In full and without alteration, repeat the material.

(Records from a collection of figures)
+-------+

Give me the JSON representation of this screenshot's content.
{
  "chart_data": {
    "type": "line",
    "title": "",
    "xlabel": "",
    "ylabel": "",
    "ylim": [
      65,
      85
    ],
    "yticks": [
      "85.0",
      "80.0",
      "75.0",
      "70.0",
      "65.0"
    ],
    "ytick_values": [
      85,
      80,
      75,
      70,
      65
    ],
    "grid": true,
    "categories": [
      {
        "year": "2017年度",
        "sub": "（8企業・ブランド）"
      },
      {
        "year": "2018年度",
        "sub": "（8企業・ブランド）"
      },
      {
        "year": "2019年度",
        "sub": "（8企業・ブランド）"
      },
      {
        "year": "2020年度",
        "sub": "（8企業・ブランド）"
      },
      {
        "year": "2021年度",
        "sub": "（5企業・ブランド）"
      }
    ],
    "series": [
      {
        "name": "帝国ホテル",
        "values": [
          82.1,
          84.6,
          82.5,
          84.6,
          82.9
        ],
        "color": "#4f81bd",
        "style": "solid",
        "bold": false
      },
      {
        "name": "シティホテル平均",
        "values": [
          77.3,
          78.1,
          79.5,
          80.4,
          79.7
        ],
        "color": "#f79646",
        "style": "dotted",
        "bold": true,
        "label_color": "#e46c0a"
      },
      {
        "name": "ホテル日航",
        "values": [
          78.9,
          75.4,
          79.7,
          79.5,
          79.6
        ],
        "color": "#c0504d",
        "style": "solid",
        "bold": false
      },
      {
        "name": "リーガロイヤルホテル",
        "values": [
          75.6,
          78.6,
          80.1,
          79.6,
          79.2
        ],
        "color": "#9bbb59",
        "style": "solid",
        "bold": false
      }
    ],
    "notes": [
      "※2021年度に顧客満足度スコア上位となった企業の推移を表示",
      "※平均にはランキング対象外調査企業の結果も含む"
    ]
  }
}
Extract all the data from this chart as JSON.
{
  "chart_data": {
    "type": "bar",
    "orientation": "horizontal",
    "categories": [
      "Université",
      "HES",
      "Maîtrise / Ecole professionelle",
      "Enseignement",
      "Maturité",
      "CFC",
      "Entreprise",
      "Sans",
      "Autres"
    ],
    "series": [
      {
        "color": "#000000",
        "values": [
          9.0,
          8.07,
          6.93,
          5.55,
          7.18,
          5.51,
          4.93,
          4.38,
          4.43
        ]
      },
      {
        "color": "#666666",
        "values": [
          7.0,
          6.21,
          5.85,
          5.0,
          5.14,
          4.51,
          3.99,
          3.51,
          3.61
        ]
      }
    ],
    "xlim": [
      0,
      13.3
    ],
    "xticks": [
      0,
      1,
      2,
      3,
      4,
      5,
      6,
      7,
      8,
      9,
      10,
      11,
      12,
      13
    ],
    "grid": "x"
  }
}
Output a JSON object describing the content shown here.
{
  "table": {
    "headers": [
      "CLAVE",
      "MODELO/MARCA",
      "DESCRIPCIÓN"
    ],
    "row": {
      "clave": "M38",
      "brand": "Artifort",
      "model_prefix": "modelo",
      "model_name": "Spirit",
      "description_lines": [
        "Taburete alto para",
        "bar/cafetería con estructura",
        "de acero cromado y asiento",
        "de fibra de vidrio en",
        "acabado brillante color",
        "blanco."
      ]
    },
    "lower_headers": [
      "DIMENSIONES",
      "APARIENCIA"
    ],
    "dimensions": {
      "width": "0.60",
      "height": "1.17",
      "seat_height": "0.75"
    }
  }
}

+-------+

TASK RESPONSE ▸
Give me the JSON representation of this screenshot's content.
{
  "chart_data": {
    "type": "line",
    "title": "",
    "xlabel": "",
    "ylabel": "",
    "ylim": [
      65,
      85
    ],
    "yticks": [
      "85.0",
      "80.0",
      "75.0",
      "70.0",
      "65.0"
    ],
    "ytick_values": [
      85,
      80,
      75,
      70,
      65
    ],
    "grid": true,
    "categories": [
      {
        "year": "2017年度",
        "sub": "（8企業・ブランド）"
      },
      {
        "year": "2018年度",
        "sub": "（8企業・ブランド）"
      },
      {
        "year": "2019年度",
        "sub": "（8企業・ブランド）"
      },
      {
        "year": "2020年度",
        "sub": "（8企業・ブランド）"
      },
      {
        "year": "2021年度",
        "sub": "（5企業・ブランド）"
      }
    ],
    "series": [
      {
        "name": "帝国ホテル",
        "values": [
          82.1,
          84.6,
          82.5,
          84.6,
          82.9
        ],
        "color": "#4f81bd",
        "style": "solid",
        "bold": false
      },
      {
        "name": "シティホテル平均",
        "values": [
          77.3,
          78.1,
          79.5,
          80.4,
          79.7
        ],
        "color": "#f79646",
        "style": "dotted",
        "bold": true,
        "label_color": "#e46c0a"
      },
      {
        "name": "ホテル日航",
        "values": [
          78.9,
          75.4,
          79.7,
          79.5,
          79.6
        ],
        "color": "#c0504d",
        "style": "solid",
        "bold": false
      },
      {
        "name": "リーガロイヤルホテル",
        "values": [
          75.6,
          78.6,
          80.1,
          79.6,
          79.2
        ],
        "color": "#9bbb59",
        "style": "solid",
        "bold": false
      }
    ],
    "notes": [
      "※2021年度に顧客満足度スコア上位となった企業の推移を表示",
      "※平均にはランキング対象外調査企業の結果も含む"
    ]
  }
}
Extract all the data from this chart as JSON.
{
  "chart_data": {
    "type": "bar",
    "orientation": "horizontal",
    "categories": [
      "Université",
      "HES",
      "Maîtrise / Ecole professionelle",
      "Enseignement",
      "Maturité",
      "CFC",
      "Entreprise",
      "Sans",
      "Autres"
    ],
    "series": [
      {
        "color": "#000000",
        "values": [
          9.0,
          8.07,
          6.93,
          5.55,
          7.18,
          5.51,
          4.93,
          4.38,
          4.43
        ]
      },
      {
        "color": "#666666",
        "values": [
          7.0,
          6.21,
          5.85,
          5.0,
          5.14,
          4.51,
          3.99,
          3.51,
          3.61
        ]
      }
    ],
    "xlim": [
      0,
      13.3
    ],
    "xticks": [
      0,
      1,
      2,
      3,
      4,
      5,
      6,
      7,
      8,
      9,
      10,
      11,
      12,
      13
    ],
    "grid": "x"
  }
}
Output a JSON object describing the content shown here.
{
  "table": {
    "headers": [
      "CLAVE",
      "MODELO/MARCA",
      "DESCRIPCIÓN"
    ],
    "row": {
      "clave": "M38",
      "brand": "Artifort",
      "model_prefix": "modelo",
      "model_name": "Spirit",
      "description_lines": [
        "Taburete alto para",
        "bar/cafetería con estructura",
        "de acero cromado y asiento",
        "de fibra de vidrio en",
        "acabado brillante color",
        "blanco."
      ]
    },
    "lower_headers": [
      "DIMENSIONES",
      "APARIENCIA"
    ],
    "dimensions": {
      "width": "0.60",
      "height": "1.17",
      "seat_height": "0.75"
    }
  }
}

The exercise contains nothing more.